Stated task: Using the material below, copy every line where "Information" appears.

[Start Input material]

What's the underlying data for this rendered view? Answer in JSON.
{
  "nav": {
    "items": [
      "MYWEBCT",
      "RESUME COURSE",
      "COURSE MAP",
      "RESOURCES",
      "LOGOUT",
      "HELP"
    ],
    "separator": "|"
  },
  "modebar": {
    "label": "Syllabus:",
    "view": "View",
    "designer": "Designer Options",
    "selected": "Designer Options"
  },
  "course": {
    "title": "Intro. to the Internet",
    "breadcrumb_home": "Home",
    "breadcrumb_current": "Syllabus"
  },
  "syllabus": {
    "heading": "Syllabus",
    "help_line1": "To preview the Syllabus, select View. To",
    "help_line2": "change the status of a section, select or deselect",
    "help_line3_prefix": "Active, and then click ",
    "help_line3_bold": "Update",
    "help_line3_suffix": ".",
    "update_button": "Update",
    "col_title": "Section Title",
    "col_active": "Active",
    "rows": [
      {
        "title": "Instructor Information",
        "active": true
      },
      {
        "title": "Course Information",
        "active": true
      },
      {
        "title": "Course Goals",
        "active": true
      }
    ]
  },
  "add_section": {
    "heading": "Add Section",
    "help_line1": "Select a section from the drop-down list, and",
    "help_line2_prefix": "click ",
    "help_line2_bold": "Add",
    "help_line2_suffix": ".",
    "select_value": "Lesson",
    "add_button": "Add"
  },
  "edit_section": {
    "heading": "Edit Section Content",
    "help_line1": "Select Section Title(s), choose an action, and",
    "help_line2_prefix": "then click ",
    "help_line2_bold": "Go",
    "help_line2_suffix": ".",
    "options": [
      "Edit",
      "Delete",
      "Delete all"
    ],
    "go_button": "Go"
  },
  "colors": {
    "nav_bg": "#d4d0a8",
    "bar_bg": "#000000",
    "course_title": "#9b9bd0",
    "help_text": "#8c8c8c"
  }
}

[End Input material]

Result:
        "title": "Instructor Information",
        "title": "Course Information",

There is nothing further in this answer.